-- Instruction --
Extract the full listing verbatim and drop any pictures from your copy.

====== Raw data

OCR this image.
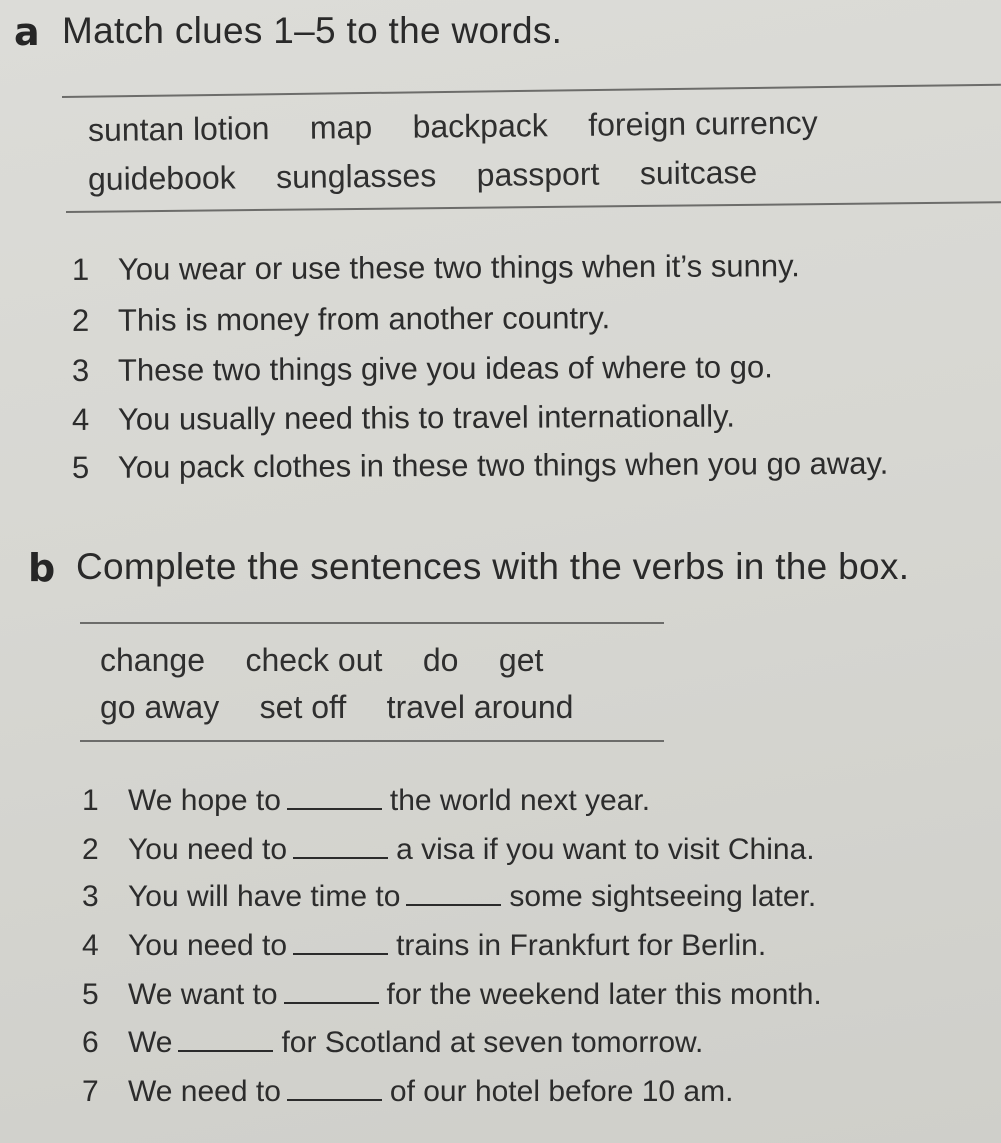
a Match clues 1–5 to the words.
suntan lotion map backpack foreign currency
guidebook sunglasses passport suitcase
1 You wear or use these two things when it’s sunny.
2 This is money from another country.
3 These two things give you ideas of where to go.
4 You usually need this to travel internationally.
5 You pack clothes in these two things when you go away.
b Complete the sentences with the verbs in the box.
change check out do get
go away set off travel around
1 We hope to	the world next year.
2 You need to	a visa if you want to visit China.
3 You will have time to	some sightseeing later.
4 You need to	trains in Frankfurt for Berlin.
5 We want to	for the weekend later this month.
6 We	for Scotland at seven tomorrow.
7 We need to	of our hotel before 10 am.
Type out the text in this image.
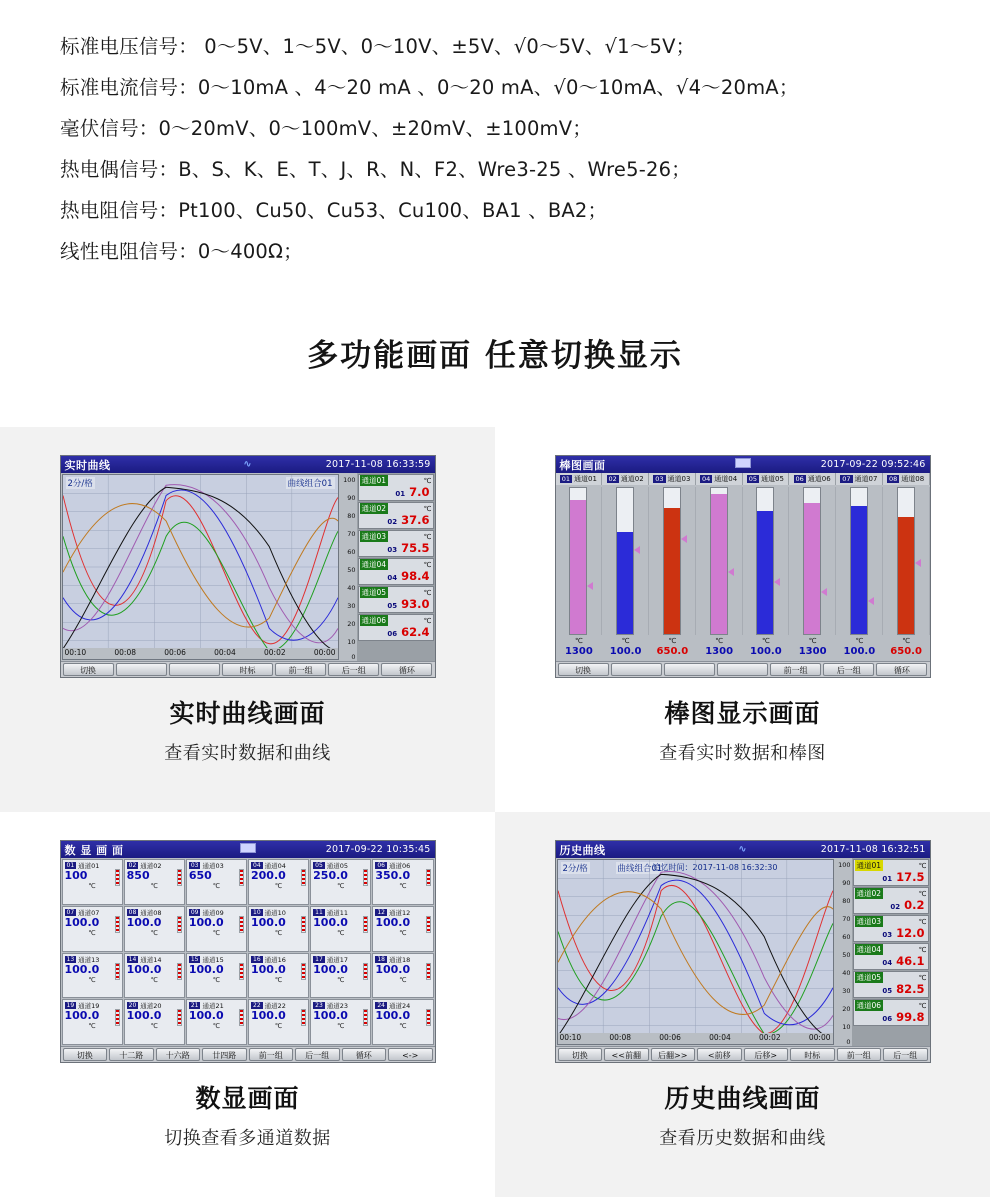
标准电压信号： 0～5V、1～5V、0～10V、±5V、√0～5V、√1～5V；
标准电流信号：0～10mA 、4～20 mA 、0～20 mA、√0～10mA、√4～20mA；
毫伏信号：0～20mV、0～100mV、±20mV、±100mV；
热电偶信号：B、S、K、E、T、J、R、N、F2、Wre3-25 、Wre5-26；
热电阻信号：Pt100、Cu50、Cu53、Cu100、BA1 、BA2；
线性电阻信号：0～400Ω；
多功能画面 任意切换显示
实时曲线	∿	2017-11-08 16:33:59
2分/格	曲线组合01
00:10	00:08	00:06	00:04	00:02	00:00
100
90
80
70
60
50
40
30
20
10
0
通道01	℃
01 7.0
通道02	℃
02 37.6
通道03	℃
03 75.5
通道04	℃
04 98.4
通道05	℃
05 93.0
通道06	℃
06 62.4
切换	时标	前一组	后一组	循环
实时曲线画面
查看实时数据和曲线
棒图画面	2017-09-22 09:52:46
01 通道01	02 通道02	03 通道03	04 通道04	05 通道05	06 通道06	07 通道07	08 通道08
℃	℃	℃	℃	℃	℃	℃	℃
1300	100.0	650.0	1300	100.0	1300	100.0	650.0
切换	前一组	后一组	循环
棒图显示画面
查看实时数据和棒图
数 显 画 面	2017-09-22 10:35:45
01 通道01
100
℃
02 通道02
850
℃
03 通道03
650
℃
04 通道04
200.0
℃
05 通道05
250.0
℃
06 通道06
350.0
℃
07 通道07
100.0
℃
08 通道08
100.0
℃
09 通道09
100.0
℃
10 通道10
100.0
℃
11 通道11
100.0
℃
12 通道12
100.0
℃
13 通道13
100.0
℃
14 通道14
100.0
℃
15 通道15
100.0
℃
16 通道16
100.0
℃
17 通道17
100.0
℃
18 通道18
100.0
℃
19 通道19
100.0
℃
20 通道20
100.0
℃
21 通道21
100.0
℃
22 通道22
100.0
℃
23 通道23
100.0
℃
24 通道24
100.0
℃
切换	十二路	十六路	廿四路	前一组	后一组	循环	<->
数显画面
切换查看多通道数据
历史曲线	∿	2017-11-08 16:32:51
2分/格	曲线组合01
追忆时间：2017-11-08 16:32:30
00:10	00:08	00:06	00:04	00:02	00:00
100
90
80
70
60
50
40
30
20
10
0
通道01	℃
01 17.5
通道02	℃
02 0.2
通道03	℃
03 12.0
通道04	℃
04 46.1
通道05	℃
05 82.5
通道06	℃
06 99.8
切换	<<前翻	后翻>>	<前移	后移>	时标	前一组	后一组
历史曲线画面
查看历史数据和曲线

============

-- Solution to the problem --
OCR this image.
a Match clues 1–5 to the words.
suntan lotion map backpack foreign currency
guidebook sunglasses passport suitcase
1 You wear or use these two things when it’s sunny.
2 This is money from another country.
3 These two things give you ideas of where to go.
4 You usually need this to travel internationally.
5 You pack clothes in these two things when you go away.
b Complete the sentences with the verbs in the box.
change check out do get
go away set off travel around
1 We hope to	the world next year.
2 You need to	a visa if you want to visit China.
3 You will have time to	some sightseeing later.
4 You need to	trains in Frankfurt for Berlin.
5 We want to	for the weekend later this month.
6 We	for Scotland at seven tomorrow.
7 We need to	of our hotel before 10 am.
Type out the text in this image.
标准电压信号： 0～5V、1～5V、0～10V、±5V、√0～5V、√1～5V；
标准电流信号：0～10mA 、4～20 mA 、0～20 mA、√0～10mA、√4～20mA；
毫伏信号：0～20mV、0～100mV、±20mV、±100mV；
热电偶信号：B、S、K、E、T、J、R、N、F2、Wre3-25 、Wre5-26；
热电阻信号：Pt100、Cu50、Cu53、Cu100、BA1 、BA2；
线性电阻信号：0～400Ω；
多功能画面 任意切换显示
实时曲线	∿	2017-11-08 16:33:59
2分/格	曲线组合01
00:10	00:08	00:06	00:04	00:02	00:00
100
90
80
70
60
50
40
30
20
10
0
通道01	℃
01 7.0
通道02	℃
02 37.6
通道03	℃
03 75.5
通道04	℃
04 98.4
通道05	℃
05 93.0
通道06	℃
06 62.4
切换	时标	前一组	后一组	循环
实时曲线画面
查看实时数据和曲线
棒图画面	2017-09-22 09:52:46
01 通道01	02 通道02	03 通道03	04 通道04	05 通道05	06 通道06	07 通道07	08 通道08
℃	℃	℃	℃	℃	℃	℃	℃
1300	100.0	650.0	1300	100.0	1300	100.0	650.0
切换	前一组	后一组	循环
棒图显示画面
查看实时数据和棒图
数 显 画 面	2017-09-22 10:35:45
01 通道01
100
℃
02 通道02
850
℃
03 通道03
650
℃
04 通道04
200.0
℃
05 通道05
250.0
℃
06 通道06
350.0
℃
07 通道07
100.0
℃
08 通道08
100.0
℃
09 通道09
100.0
℃
10 通道10
100.0
℃
11 通道11
100.0
℃
12 通道12
100.0
℃
13 通道13
100.0
℃
14 通道14
100.0
℃
15 通道15
100.0
℃
16 通道16
100.0
℃
17 通道17
100.0
℃
18 通道18
100.0
℃
19 通道19
100.0
℃
20 通道20
100.0
℃
21 通道21
100.0
℃
22 通道22
100.0
℃
23 通道23
100.0
℃
24 通道24
100.0
℃
切换	十二路	十六路	廿四路	前一组	后一组	循环	<->
数显画面
切换查看多通道数据
历史曲线	∿	2017-11-08 16:32:51
2分/格	曲线组合01
追忆时间：2017-11-08 16:32:30
00:10	00:08	00:06	00:04	00:02	00:00
100
90
80
70
60
50
40
30
20
10
0
通道01	℃
01 17.5
通道02	℃
02 0.2
通道03	℃
03 12.0
通道04	℃
04 46.1
通道05	℃
05 82.5
通道06	℃
06 99.8
切换	<<前翻	后翻>>	<前移	后移>	时标	前一组	后一组
历史曲线画面
查看历史数据和曲线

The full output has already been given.